### What to produce
Find the number of lines in these records where the word "igual" appears. Reply with that number and nothing more.

====== Information supplied ======

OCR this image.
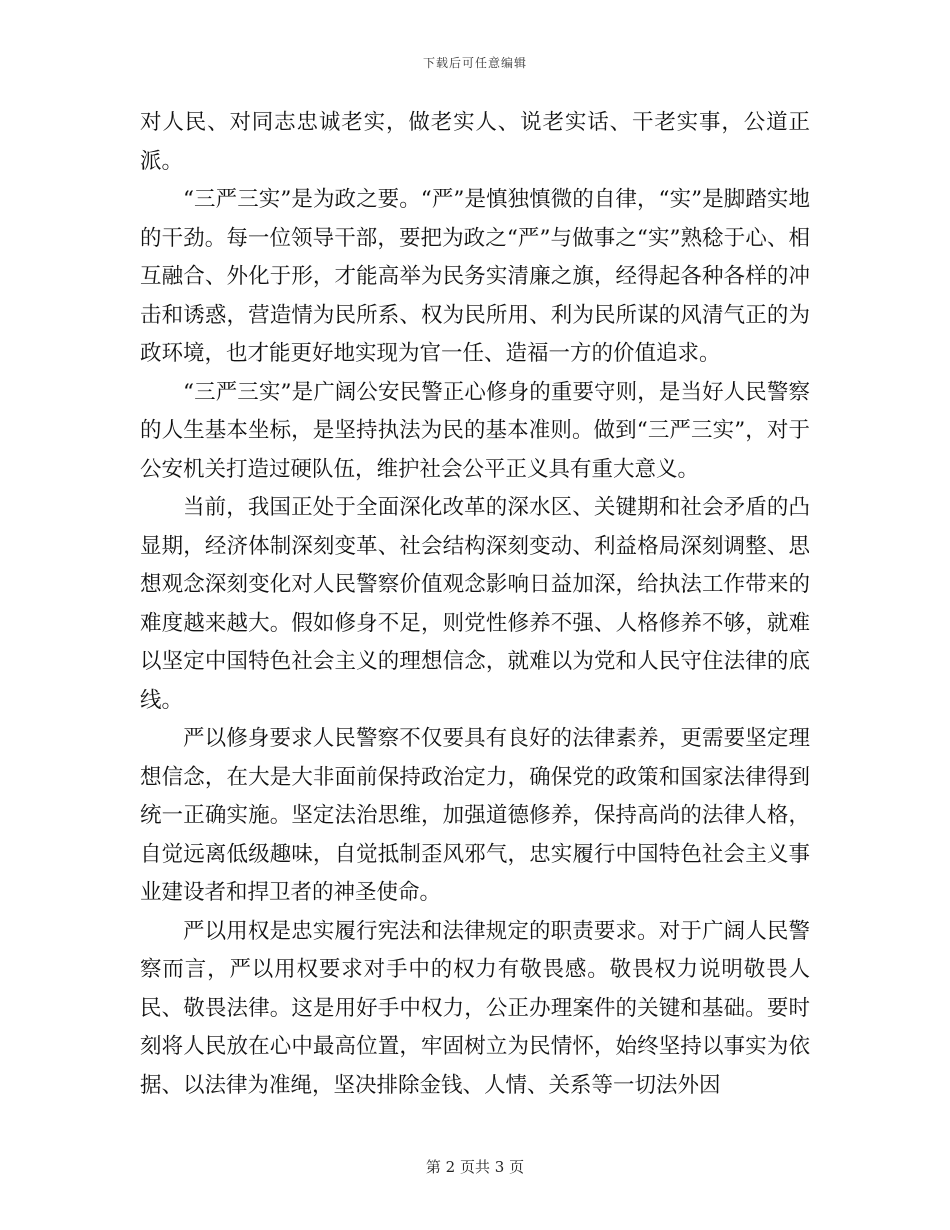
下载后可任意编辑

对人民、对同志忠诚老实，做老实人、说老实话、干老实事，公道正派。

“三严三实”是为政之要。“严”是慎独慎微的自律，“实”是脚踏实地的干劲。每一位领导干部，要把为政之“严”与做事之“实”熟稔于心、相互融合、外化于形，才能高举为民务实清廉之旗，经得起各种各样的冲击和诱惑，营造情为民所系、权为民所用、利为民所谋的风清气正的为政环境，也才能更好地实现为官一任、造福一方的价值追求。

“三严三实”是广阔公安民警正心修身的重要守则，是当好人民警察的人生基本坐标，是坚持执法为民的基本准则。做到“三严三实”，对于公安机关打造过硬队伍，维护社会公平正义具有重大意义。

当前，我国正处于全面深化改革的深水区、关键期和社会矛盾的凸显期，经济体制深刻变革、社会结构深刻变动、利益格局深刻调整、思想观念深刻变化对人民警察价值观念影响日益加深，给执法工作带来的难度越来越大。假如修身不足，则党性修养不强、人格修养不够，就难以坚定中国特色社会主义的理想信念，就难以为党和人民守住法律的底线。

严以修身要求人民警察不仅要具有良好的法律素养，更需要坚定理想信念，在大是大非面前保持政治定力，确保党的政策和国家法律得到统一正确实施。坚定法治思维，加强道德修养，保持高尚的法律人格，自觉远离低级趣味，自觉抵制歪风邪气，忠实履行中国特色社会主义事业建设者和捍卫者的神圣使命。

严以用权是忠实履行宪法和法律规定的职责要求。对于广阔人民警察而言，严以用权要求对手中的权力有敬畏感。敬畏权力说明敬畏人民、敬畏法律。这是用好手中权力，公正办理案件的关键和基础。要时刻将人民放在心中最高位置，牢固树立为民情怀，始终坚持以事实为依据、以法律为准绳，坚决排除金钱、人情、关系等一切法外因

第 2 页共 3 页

======
====== Information supplied ======

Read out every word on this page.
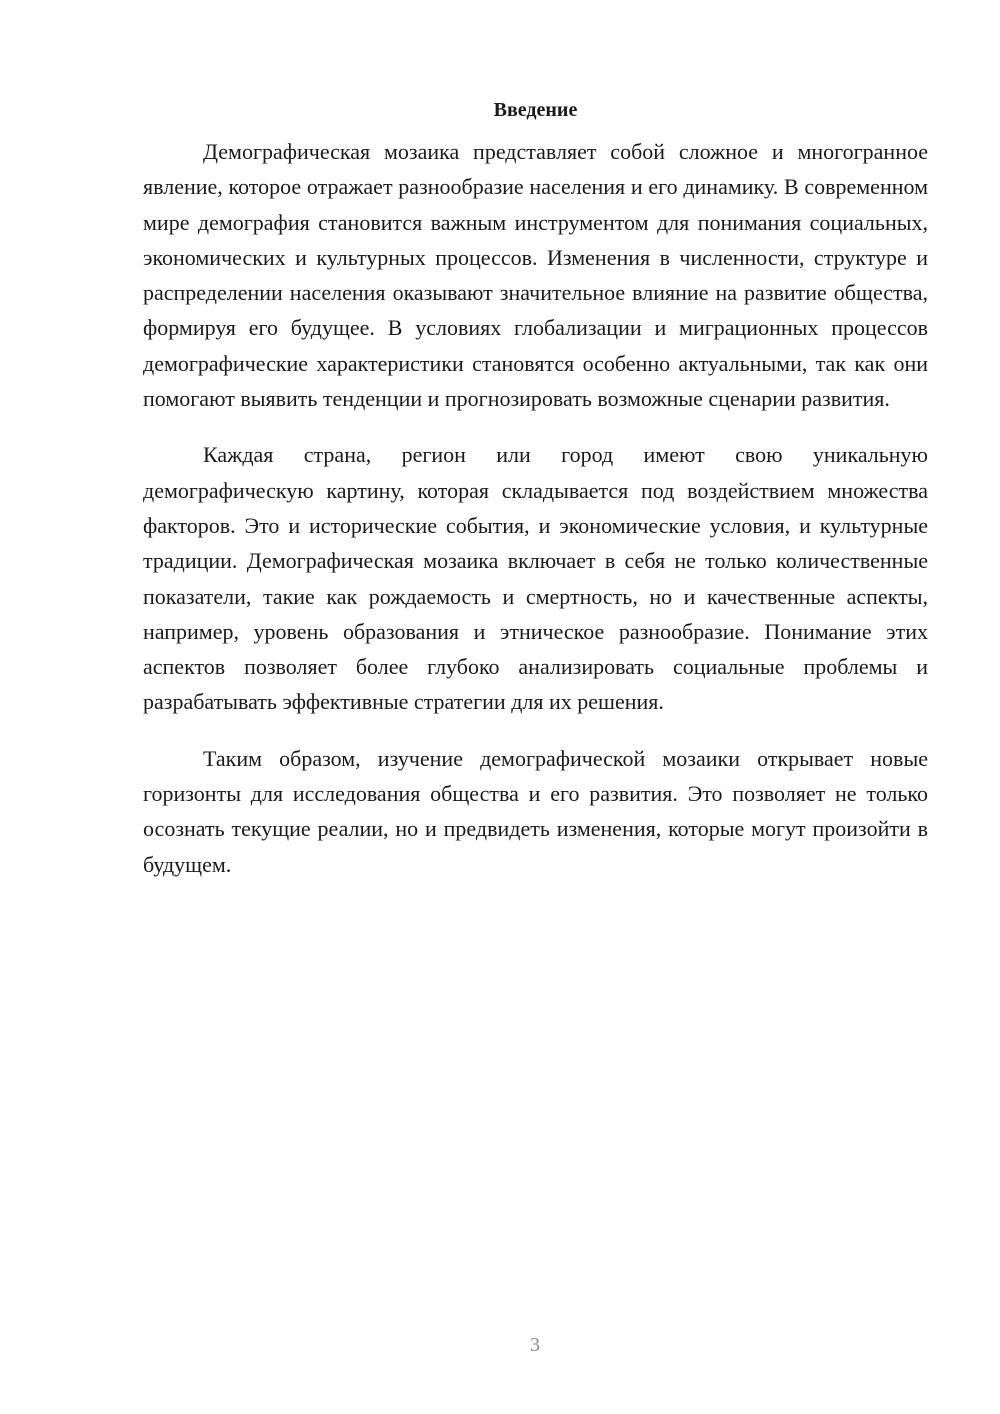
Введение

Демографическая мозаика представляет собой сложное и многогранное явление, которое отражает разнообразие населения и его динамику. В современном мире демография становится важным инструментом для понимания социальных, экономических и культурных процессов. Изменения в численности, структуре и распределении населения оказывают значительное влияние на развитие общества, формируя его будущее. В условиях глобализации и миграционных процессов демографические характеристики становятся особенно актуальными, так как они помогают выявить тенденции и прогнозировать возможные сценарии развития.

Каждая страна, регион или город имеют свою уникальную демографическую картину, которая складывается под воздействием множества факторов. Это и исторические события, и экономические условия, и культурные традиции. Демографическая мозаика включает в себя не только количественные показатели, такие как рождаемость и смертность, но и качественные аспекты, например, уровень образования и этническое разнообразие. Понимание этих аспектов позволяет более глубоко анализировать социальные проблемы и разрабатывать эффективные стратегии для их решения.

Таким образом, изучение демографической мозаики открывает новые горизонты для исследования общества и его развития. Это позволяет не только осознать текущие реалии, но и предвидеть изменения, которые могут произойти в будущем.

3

======
====== Information supplied ======

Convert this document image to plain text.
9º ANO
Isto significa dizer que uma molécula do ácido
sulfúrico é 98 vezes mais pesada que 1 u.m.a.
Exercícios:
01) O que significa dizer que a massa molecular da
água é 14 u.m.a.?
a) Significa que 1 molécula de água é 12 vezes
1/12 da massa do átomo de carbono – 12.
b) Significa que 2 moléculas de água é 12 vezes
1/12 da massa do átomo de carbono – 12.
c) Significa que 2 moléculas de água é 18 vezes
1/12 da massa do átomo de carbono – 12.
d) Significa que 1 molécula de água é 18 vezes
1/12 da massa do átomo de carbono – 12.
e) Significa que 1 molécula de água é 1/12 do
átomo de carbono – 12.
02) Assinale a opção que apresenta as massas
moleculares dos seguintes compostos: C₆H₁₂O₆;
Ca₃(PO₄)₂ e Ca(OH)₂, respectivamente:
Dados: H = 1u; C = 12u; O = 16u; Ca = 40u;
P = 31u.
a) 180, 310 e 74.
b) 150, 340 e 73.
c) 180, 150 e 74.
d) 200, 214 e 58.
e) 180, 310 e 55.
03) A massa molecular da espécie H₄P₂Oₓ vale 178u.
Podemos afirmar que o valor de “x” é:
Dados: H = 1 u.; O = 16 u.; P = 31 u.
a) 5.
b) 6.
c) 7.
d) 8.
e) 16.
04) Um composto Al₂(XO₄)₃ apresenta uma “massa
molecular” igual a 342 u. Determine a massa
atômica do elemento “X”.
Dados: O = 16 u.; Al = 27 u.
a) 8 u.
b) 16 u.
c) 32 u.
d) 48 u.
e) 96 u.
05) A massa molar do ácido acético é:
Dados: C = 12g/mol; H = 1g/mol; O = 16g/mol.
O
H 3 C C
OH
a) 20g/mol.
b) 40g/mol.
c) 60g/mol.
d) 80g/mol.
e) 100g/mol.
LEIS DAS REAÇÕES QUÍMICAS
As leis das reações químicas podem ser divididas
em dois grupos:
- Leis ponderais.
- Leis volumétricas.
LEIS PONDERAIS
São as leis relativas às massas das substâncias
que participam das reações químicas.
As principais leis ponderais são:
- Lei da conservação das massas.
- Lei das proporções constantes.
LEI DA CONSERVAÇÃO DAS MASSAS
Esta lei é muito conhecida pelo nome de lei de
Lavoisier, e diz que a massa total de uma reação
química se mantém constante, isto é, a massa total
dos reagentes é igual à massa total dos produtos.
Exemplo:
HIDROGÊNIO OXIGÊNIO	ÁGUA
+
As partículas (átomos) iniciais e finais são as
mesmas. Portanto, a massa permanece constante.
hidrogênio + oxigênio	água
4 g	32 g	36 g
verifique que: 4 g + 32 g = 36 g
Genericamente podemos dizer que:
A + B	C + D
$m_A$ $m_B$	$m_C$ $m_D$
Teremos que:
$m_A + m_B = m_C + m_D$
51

======

### Solution for this problem
2